**What is required:** In the data that follows, count each line holding the string "criação"; answer with the number only.

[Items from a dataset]
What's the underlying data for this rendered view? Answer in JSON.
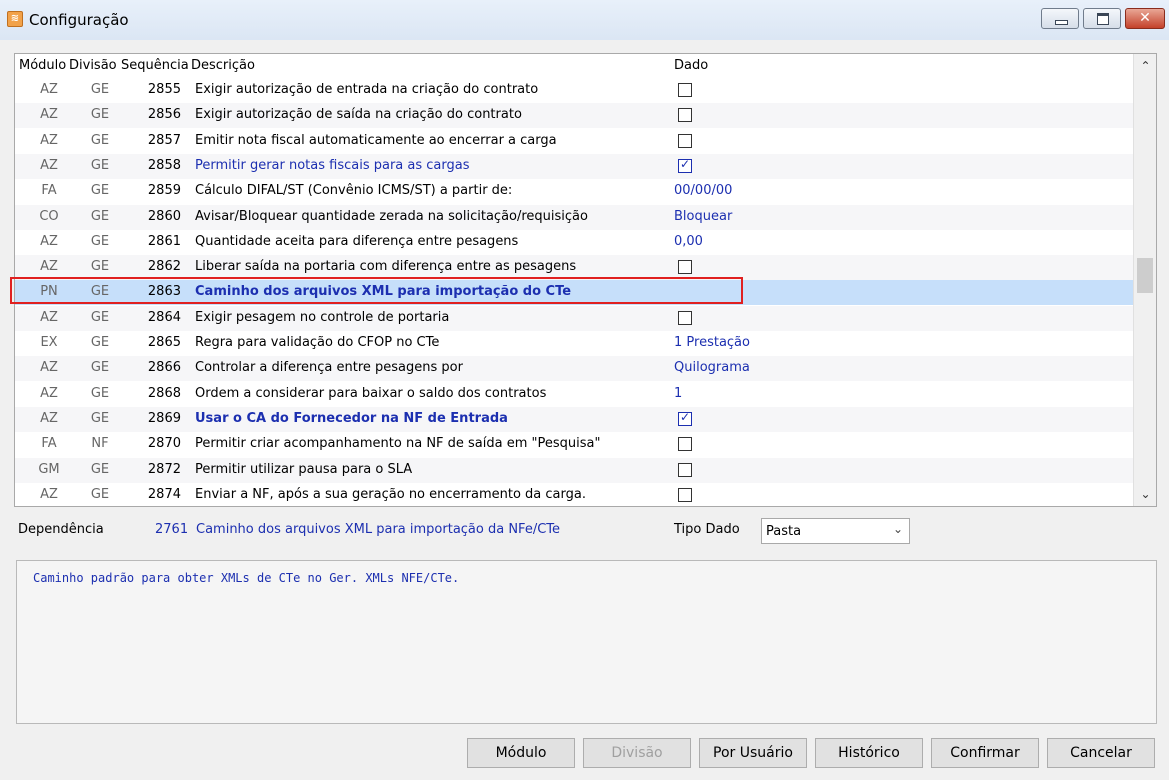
{
  "window": {
    "title": "Configuração",
    "icon": "app-logo-icon",
    "close_glyph": "✕"
  },
  "columns": {
    "modulo": "Módulo",
    "divisao": "Divisão",
    "sequencia": "Sequência",
    "descricao": "Descrição",
    "dado": "Dado"
  },
  "rows": [
    {
      "mod": "AZ",
      "div": "GE",
      "seq": "2855",
      "desc": "Exigir autorização de entrada na criação do contrato",
      "val_type": "checkbox",
      "checked": false,
      "val": ""
    },
    {
      "mod": "AZ",
      "div": "GE",
      "seq": "2856",
      "desc": "Exigir autorização de saída na criação do contrato",
      "val_type": "checkbox",
      "checked": false,
      "val": ""
    },
    {
      "mod": "AZ",
      "div": "GE",
      "seq": "2857",
      "desc": "Emitir nota fiscal automaticamente ao encerrar a carga",
      "val_type": "checkbox",
      "checked": false,
      "val": ""
    },
    {
      "mod": "AZ",
      "div": "GE",
      "seq": "2858",
      "desc": "Permitir gerar notas fiscais para as cargas",
      "val_type": "checkbox",
      "checked": true,
      "val": "",
      "style": "blue"
    },
    {
      "mod": "FA",
      "div": "GE",
      "seq": "2859",
      "desc": "Cálculo DIFAL/ST (Convênio ICMS/ST) a partir de:",
      "val_type": "text",
      "val": "00/00/00"
    },
    {
      "mod": "CO",
      "div": "GE",
      "seq": "2860",
      "desc": "Avisar/Bloquear quantidade zerada na solicitação/requisição",
      "val_type": "text",
      "val": "Bloquear"
    },
    {
      "mod": "AZ",
      "div": "GE",
      "seq": "2861",
      "desc": "Quantidade aceita para diferença entre pesagens",
      "val_type": "text",
      "val": "0,00"
    },
    {
      "mod": "AZ",
      "div": "GE",
      "seq": "2862",
      "desc": "Liberar saída na portaria com diferença entre as pesagens",
      "val_type": "checkbox",
      "checked": false,
      "val": ""
    },
    {
      "mod": "PN",
      "div": "GE",
      "seq": "2863",
      "desc": "Caminho dos arquivos XML para importação do CTe",
      "val_type": "none",
      "val": "",
      "style": "bold",
      "selected": true
    },
    {
      "mod": "AZ",
      "div": "GE",
      "seq": "2864",
      "desc": "Exigir pesagem no controle de portaria",
      "val_type": "checkbox",
      "checked": false,
      "val": ""
    },
    {
      "mod": "EX",
      "div": "GE",
      "seq": "2865",
      "desc": "Regra para validação do CFOP no CTe",
      "val_type": "text",
      "val": "1 Prestação"
    },
    {
      "mod": "AZ",
      "div": "GE",
      "seq": "2866",
      "desc": "Controlar a diferença entre pesagens por",
      "val_type": "text",
      "val": "Quilograma"
    },
    {
      "mod": "AZ",
      "div": "GE",
      "seq": "2868",
      "desc": "Ordem a considerar para baixar o saldo dos contratos",
      "val_type": "text",
      "val": "1"
    },
    {
      "mod": "AZ",
      "div": "GE",
      "seq": "2869",
      "desc": "Usar o CA do Fornecedor na NF de Entrada",
      "val_type": "checkbox",
      "checked": true,
      "val": "",
      "style": "bold"
    },
    {
      "mod": "FA",
      "div": "NF",
      "seq": "2870",
      "desc": "Permitir criar acompanhamento na NF de saída em \"Pesquisa\"",
      "val_type": "checkbox",
      "checked": false,
      "val": ""
    },
    {
      "mod": "GM",
      "div": "GE",
      "seq": "2872",
      "desc": "Permitir utilizar pausa para o SLA",
      "val_type": "checkbox",
      "checked": false,
      "val": ""
    },
    {
      "mod": "AZ",
      "div": "GE",
      "seq": "2874",
      "desc": "Enviar a NF, após a sua geração no encerramento da carga.",
      "val_type": "checkbox",
      "checked": false,
      "val": ""
    }
  ],
  "dependency": {
    "label": "Dependência",
    "seq": "2761",
    "desc": "Caminho dos arquivos XML para importação da NFe/CTe"
  },
  "tipo_dado": {
    "label": "Tipo Dado",
    "value": "Pasta"
  },
  "memo": "Caminho padrão para obter XMLs de CTe no Ger. XMLs NFE/CTe.",
  "buttons": {
    "modulo": "Módulo",
    "divisao": "Divisão",
    "por_usuario": "Por Usuário",
    "historico": "Histórico",
    "confirmar": "Confirmar",
    "cancelar": "Cancelar"
  },
  "colors": {
    "accent_text": "#1c2fb0",
    "selected_row": "#c6dffa",
    "highlight_border": "#e02020"
  }
}
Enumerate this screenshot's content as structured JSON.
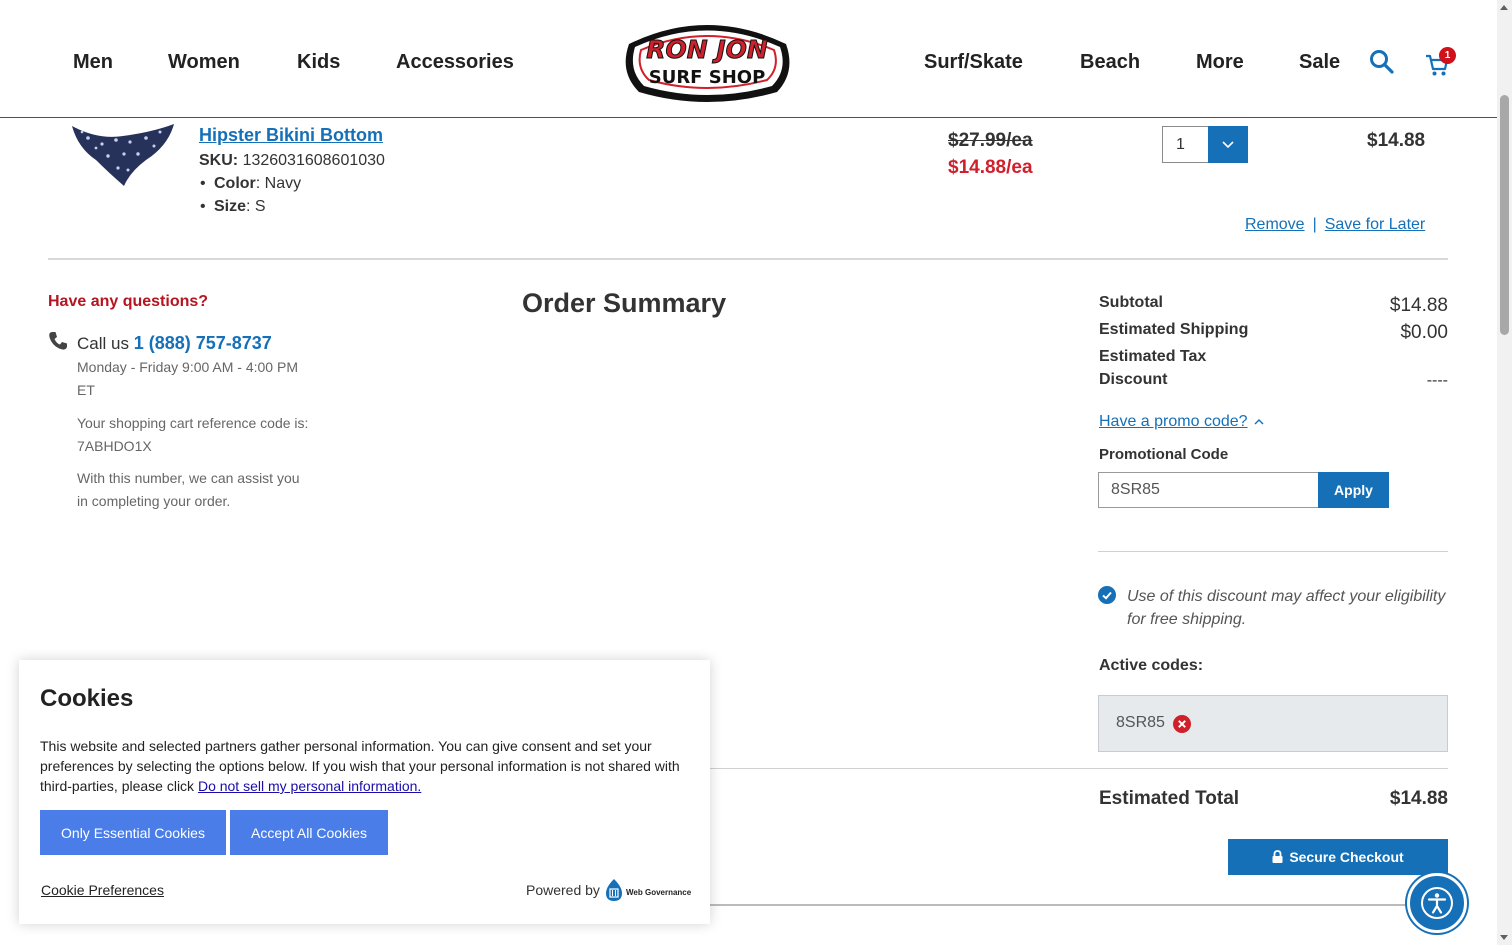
{
  "nav": {
    "left": [
      "Men",
      "Women",
      "Kids",
      "Accessories"
    ],
    "right": [
      "Surf/Skate",
      "Beach",
      "More",
      "Sale"
    ],
    "logo": {
      "line1": "RON JON",
      "line2": "SURF SHOP"
    },
    "cart_count": "1"
  },
  "item": {
    "name": "Hipster Bikini Bottom",
    "sku_label": "SKU:",
    "sku": "1326031608601030",
    "attributes": [
      {
        "label": "Color",
        "value": ": Navy"
      },
      {
        "label": "Size",
        "value": ": S"
      }
    ],
    "price_original": "$27.99/ea",
    "price_sale": "$14.88/ea",
    "quantity": "1",
    "line_total": "$14.88",
    "remove": "Remove",
    "separator": "|",
    "save_for_later": "Save for Later"
  },
  "help": {
    "title": "Have any questions?",
    "call_prefix": "Call us ",
    "phone": "1 (888) 757-8737",
    "hours": "Monday - Friday 9:00 AM - 4:00 PM ET",
    "reference": "Your shopping cart reference code is: 7ABHDO1X",
    "assist": "With this number, we can assist you in completing your order."
  },
  "summary": {
    "title": "Order Summary",
    "subtotal_label": "Subtotal",
    "subtotal": "$14.88",
    "shipping_label": "Estimated Shipping",
    "shipping": "$0.00",
    "tax_label": "Estimated Tax",
    "discount_label": "Discount",
    "discount": "----",
    "promo_link": "Have a promo code?",
    "promo_label": "Promotional Code",
    "promo_value": "8SR85",
    "apply": "Apply",
    "discount_note": "Use of this discount may affect your eligibility for free shipping.",
    "active_codes_label": "Active codes:",
    "active_code": "8SR85",
    "estimated_total_label": "Estimated Total",
    "estimated_total": "$14.88",
    "checkout": "Secure Checkout"
  },
  "cookie": {
    "title": "Cookies",
    "text": "This website and selected partners gather personal information. You can give consent and set your preferences by selecting the options below. If you wish that your personal information is not shared with third-parties, please click ",
    "link": "Do not sell my personal information.",
    "essential": "Only Essential Cookies",
    "accept_all": "Accept All Cookies",
    "preferences": "Cookie Preferences",
    "powered_by": "Powered by",
    "powered_logo": "Web Governance"
  },
  "colors": {
    "brand_blue": "#1570b8",
    "sale_red": "#d0202b",
    "cookie_button": "#4a7de8"
  }
}
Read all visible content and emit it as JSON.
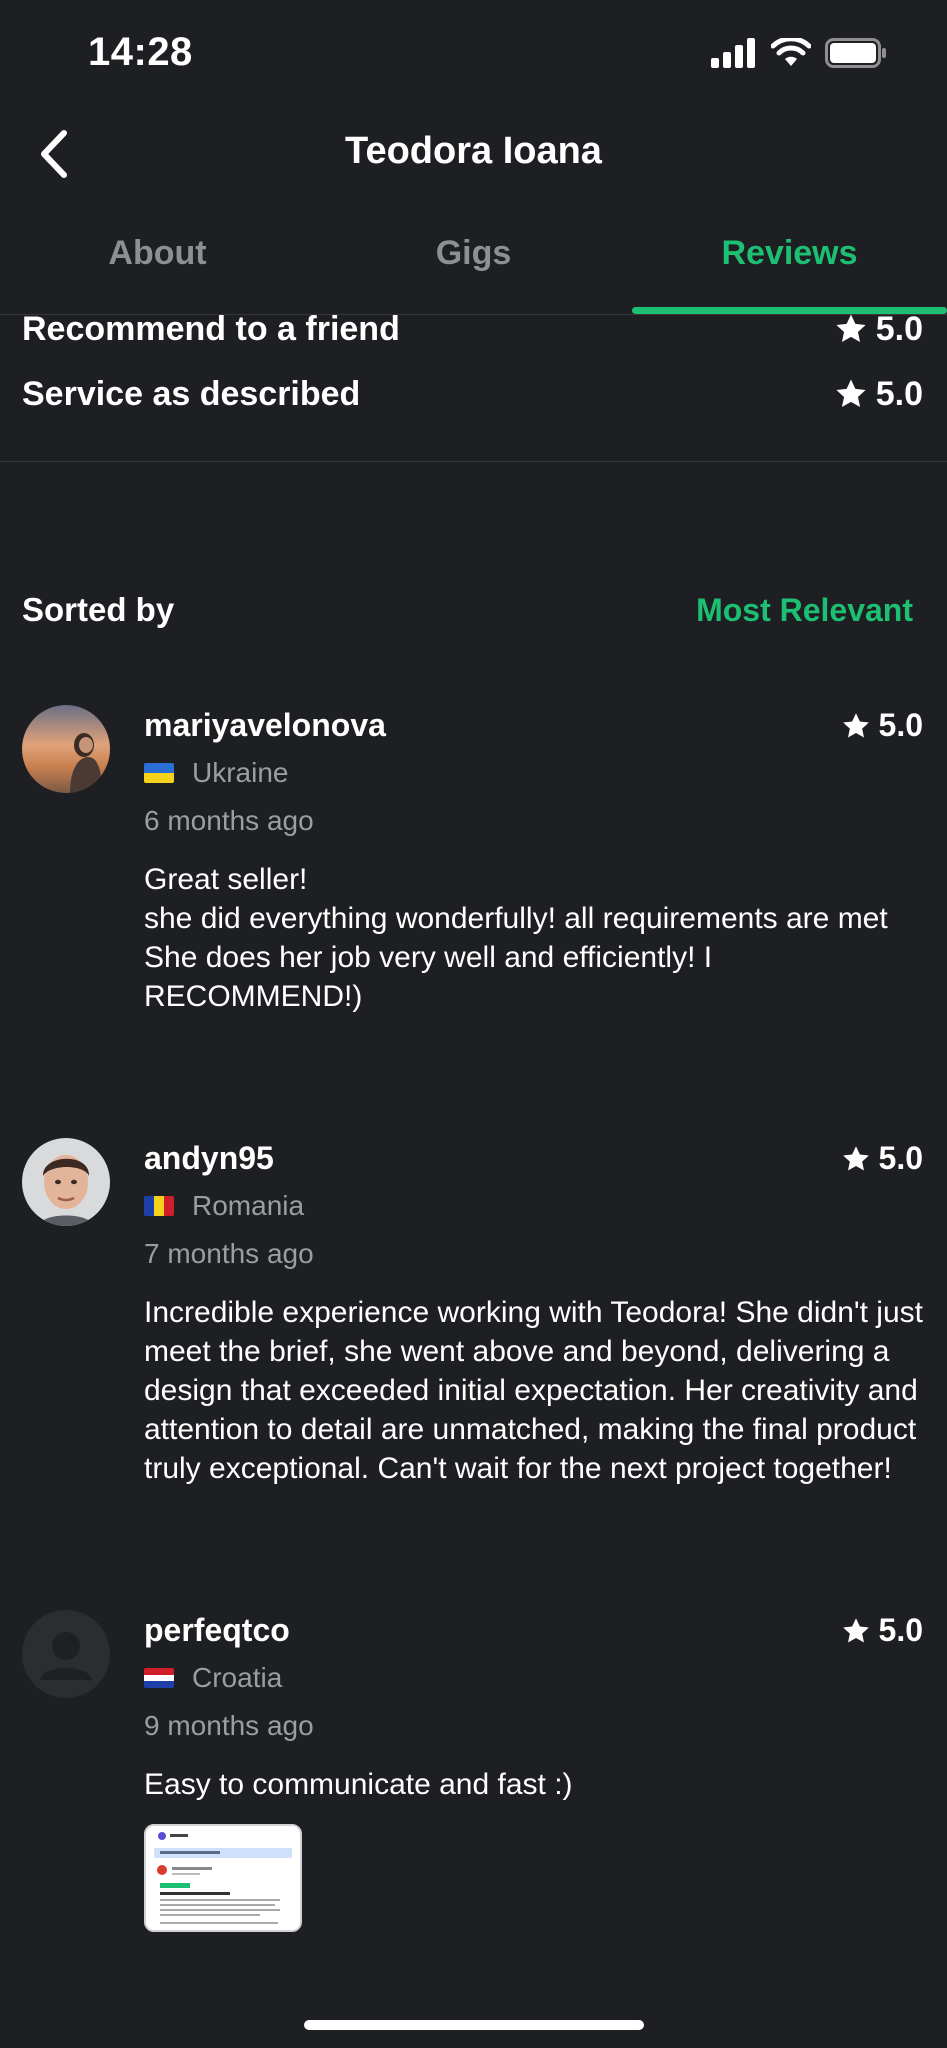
{
  "status": {
    "time": "14:28"
  },
  "header": {
    "title": "Teodora Ioana"
  },
  "tabs": [
    {
      "label": "About"
    },
    {
      "label": "Gigs"
    },
    {
      "label": "Reviews"
    }
  ],
  "ratings": [
    {
      "label": "Recommend to a friend",
      "value": "5.0"
    },
    {
      "label": "Service as described",
      "value": "5.0"
    }
  ],
  "sort": {
    "label": "Sorted by",
    "value": "Most Relevant"
  },
  "reviews": [
    {
      "name": "mariyavelonova",
      "country": "Ukraine",
      "date": "6 months ago",
      "rating": "5.0",
      "text": "Great seller!\nshe did everything wonderfully! all requirements are met\nShe does her job very well and efficiently! I RECOMMEND!)"
    },
    {
      "name": "andyn95",
      "country": "Romania",
      "date": "7 months ago",
      "rating": "5.0",
      "text": "Incredible experience working with Teodora! She didn't just meet the brief, she went above and beyond, delivering a design that exceeded initial expectation. Her creativity and attention to detail are unmatched, making the final product truly exceptional. Can't wait for the next project together!"
    },
    {
      "name": "perfeqtco",
      "country": "Croatia",
      "date": "9 months ago",
      "rating": "5.0",
      "text": "Easy to communicate and fast :)"
    }
  ],
  "colors": {
    "background": "#1e1f22",
    "accent": "#1dbf73",
    "muted_text": "#9a9da2"
  },
  "icons": {
    "back": "chevron-left-icon",
    "star": "star-icon",
    "signal": "signal-icon",
    "wifi": "wifi-icon",
    "battery": "battery-icon"
  }
}
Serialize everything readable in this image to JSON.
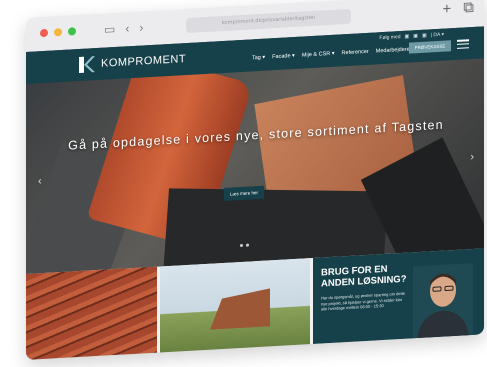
{
  "browser": {
    "url": "kompromont.dk/prisvariabler/tagsten",
    "nav_back": "‹",
    "nav_forward": "›",
    "add_tab": "+",
    "tabs_overview": "⧉"
  },
  "site": {
    "topline": [
      "Følg med",
      "▣",
      "▣",
      "▣",
      "| DA ▾"
    ],
    "logo_text": "KOMPROMENT",
    "menu": [
      "Tag ▾",
      "Facade ▾",
      "Mije & CSR ▾",
      "Referencer",
      "Medarbejdere"
    ],
    "cta_label": "PRØVEKASSE"
  },
  "hero": {
    "title": "Gå på opdagelse i vores nye, store sortiment af Tagsten",
    "button_label": "Læs mere her"
  },
  "help_card": {
    "title": "BRUG FOR EN ANDEN LØSNING?",
    "text": "Har du spørgsmål, og ønsker sparring om dette nye projekt, så hjælper vi gerne. Vi sidder klar alle hverdage mellem 08:00 - 15:30"
  },
  "colors": {
    "brand": "#17414a",
    "cta": "#6d9aa3",
    "tile": "#c35e3c"
  }
}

**Solution to this task:** 2